**What you should do**
Give the data again in full, with every character unchanged.

**Interface dataset entries**
------------------------------------

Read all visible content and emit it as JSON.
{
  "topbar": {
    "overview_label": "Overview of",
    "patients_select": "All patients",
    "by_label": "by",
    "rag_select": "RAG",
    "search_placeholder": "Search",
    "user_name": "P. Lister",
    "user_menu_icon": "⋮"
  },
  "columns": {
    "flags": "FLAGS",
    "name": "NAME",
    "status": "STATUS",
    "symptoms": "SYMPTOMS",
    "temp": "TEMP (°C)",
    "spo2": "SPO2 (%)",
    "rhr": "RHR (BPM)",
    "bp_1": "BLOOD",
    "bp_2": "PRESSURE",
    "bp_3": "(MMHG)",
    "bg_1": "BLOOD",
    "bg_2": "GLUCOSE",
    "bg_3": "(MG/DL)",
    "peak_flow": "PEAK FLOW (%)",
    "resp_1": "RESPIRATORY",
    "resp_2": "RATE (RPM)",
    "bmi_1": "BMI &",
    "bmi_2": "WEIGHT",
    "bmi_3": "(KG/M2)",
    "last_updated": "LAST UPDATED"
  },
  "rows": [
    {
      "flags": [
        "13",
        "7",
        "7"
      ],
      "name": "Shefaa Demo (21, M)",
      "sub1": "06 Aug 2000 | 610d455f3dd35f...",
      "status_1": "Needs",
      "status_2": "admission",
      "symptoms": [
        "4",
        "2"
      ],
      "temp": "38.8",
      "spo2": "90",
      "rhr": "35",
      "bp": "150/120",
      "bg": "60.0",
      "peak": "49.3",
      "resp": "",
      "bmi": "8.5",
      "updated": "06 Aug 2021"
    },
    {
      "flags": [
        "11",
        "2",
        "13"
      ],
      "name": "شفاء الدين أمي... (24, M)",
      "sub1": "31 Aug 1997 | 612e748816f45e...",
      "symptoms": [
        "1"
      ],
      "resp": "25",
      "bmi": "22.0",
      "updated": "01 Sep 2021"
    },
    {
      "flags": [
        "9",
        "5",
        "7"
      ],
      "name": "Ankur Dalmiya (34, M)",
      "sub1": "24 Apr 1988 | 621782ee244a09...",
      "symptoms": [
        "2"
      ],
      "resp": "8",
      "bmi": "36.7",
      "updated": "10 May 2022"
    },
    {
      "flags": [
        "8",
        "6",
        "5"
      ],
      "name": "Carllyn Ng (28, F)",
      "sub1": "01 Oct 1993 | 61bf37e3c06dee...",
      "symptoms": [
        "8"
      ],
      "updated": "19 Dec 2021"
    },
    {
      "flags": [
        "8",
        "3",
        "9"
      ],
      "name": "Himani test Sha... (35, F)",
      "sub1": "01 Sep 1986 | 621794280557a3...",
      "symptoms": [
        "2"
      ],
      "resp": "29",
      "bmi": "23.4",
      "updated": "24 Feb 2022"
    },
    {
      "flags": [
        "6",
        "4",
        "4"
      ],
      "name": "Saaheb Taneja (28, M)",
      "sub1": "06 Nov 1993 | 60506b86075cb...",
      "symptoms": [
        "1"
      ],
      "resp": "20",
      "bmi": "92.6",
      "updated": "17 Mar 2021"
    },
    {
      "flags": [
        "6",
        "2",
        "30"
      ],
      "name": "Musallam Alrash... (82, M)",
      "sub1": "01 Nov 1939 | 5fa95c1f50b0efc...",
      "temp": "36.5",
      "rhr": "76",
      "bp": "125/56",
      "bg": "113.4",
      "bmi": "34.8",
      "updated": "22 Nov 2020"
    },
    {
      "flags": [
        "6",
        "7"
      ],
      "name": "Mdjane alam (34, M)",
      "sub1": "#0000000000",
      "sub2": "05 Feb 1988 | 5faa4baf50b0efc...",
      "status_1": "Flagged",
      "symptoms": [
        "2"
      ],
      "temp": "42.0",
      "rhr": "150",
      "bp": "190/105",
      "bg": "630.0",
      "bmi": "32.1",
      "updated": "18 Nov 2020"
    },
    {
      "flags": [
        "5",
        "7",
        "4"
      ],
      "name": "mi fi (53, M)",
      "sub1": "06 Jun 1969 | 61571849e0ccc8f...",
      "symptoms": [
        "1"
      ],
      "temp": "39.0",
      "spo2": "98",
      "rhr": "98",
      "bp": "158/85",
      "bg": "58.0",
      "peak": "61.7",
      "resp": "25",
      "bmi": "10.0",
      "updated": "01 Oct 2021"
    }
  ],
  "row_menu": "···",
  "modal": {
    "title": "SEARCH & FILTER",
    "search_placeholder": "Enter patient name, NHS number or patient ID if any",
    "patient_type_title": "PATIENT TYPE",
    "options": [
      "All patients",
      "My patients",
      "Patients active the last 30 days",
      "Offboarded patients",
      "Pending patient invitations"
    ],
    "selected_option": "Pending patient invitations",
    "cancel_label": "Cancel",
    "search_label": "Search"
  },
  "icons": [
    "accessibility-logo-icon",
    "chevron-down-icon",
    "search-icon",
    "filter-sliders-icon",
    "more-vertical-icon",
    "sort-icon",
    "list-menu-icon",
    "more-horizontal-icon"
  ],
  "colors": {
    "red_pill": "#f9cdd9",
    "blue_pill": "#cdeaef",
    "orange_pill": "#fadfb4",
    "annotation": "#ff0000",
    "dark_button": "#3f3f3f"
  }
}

------------------------------------

**Solution for this problem**
Read all visible content and emit it as JSON.
{
  "topbar": {
    "overview_label": "Overview of",
    "patients_select": "All patients",
    "by_label": "by",
    "rag_select": "RAG",
    "search_placeholder": "Search",
    "user_name": "P. Lister",
    "user_menu_icon": "⋮"
  },
  "columns": {
    "flags": "FLAGS",
    "name": "NAME",
    "status": "STATUS",
    "symptoms": "SYMPTOMS",
    "temp": "TEMP (°C)",
    "spo2": "SPO2 (%)",
    "rhr": "RHR (BPM)",
    "bp_1": "BLOOD",
    "bp_2": "PRESSURE",
    "bp_3": "(MMHG)",
    "bg_1": "BLOOD",
    "bg_2": "GLUCOSE",
    "bg_3": "(MG/DL)",
    "peak_flow": "PEAK FLOW (%)",
    "resp_1": "RESPIRATORY",
    "resp_2": "RATE (RPM)",
    "bmi_1": "BMI &",
    "bmi_2": "WEIGHT",
    "bmi_3": "(KG/M2)",
    "last_updated": "LAST UPDATED"
  },
  "rows": [
    {
      "flags": [
        "13",
        "7",
        "7"
      ],
      "name": "Shefaa Demo (21, M)",
      "sub1": "06 Aug 2000 | 610d455f3dd35f...",
      "status_1": "Needs",
      "status_2": "admission",
      "symptoms": [
        "4",
        "2"
      ],
      "temp": "38.8",
      "spo2": "90",
      "rhr": "35",
      "bp": "150/120",
      "bg": "60.0",
      "peak": "49.3",
      "resp": "",
      "bmi": "8.5",
      "updated": "06 Aug 2021"
    },
    {
      "flags": [
        "11",
        "2",
        "13"
      ],
      "name": "شفاء الدين أمي... (24, M)",
      "sub1": "31 Aug 1997 | 612e748816f45e...",
      "symptoms": [
        "1"
      ],
      "resp": "25",
      "bmi": "22.0",
      "updated": "01 Sep 2021"
    },
    {
      "flags": [
        "9",
        "5",
        "7"
      ],
      "name": "Ankur Dalmiya (34, M)",
      "sub1": "24 Apr 1988 | 621782ee244a09...",
      "symptoms": [
        "2"
      ],
      "resp": "8",
      "bmi": "36.7",
      "updated": "10 May 2022"
    },
    {
      "flags": [
        "8",
        "6",
        "5"
      ],
      "name": "Carllyn Ng (28, F)",
      "sub1": "01 Oct 1993 | 61bf37e3c06dee...",
      "symptoms": [
        "8"
      ],
      "updated": "19 Dec 2021"
    },
    {
      "flags": [
        "8",
        "3",
        "9"
      ],
      "name": "Himani test Sha... (35, F)",
      "sub1": "01 Sep 1986 | 621794280557a3...",
      "symptoms": [
        "2"
      ],
      "resp": "29",
      "bmi": "23.4",
      "updated": "24 Feb 2022"
    },
    {
      "flags": [
        "6",
        "4",
        "4"
      ],
      "name": "Saaheb Taneja (28, M)",
      "sub1": "06 Nov 1993 | 60506b86075cb...",
      "symptoms": [
        "1"
      ],
      "resp": "20",
      "bmi": "92.6",
      "updated": "17 Mar 2021"
    },
    {
      "flags": [
        "6",
        "2",
        "30"
      ],
      "name": "Musallam Alrash... (82, M)",
      "sub1": "01 Nov 1939 | 5fa95c1f50b0efc...",
      "temp": "36.5",
      "rhr": "76",
      "bp": "125/56",
      "bg": "113.4",
      "bmi": "34.8",
      "updated": "22 Nov 2020"
    },
    {
      "flags": [
        "6",
        "7"
      ],
      "name": "Mdjane alam (34, M)",
      "sub1": "#0000000000",
      "sub2": "05 Feb 1988 | 5faa4baf50b0efc...",
      "status_1": "Flagged",
      "symptoms": [
        "2"
      ],
      "temp": "42.0",
      "rhr": "150",
      "bp": "190/105",
      "bg": "630.0",
      "bmi": "32.1",
      "updated": "18 Nov 2020"
    },
    {
      "flags": [
        "5",
        "7",
        "4"
      ],
      "name": "mi fi (53, M)",
      "sub1": "06 Jun 1969 | 61571849e0ccc8f...",
      "symptoms": [
        "1"
      ],
      "temp": "39.0",
      "spo2": "98",
      "rhr": "98",
      "bp": "158/85",
      "bg": "58.0",
      "peak": "61.7",
      "resp": "25",
      "bmi": "10.0",
      "updated": "01 Oct 2021"
    }
  ],
  "row_menu": "···",
  "modal": {
    "title": "SEARCH & FILTER",
    "search_placeholder": "Enter patient name, NHS number or patient ID if any",
    "patient_type_title": "PATIENT TYPE",
    "options": [
      "All patients",
      "My patients",
      "Patients active the last 30 days",
      "Offboarded patients",
      "Pending patient invitations"
    ],
    "selected_option": "Pending patient invitations",
    "cancel_label": "Cancel",
    "search_label": "Search"
  },
  "icons": [
    "accessibility-logo-icon",
    "chevron-down-icon",
    "search-icon",
    "filter-sliders-icon",
    "more-vertical-icon",
    "sort-icon",
    "list-menu-icon",
    "more-horizontal-icon"
  ],
  "colors": {
    "red_pill": "#f9cdd9",
    "blue_pill": "#cdeaef",
    "orange_pill": "#fadfb4",
    "annotation": "#ff0000",
    "dark_button": "#3f3f3f"
  }
}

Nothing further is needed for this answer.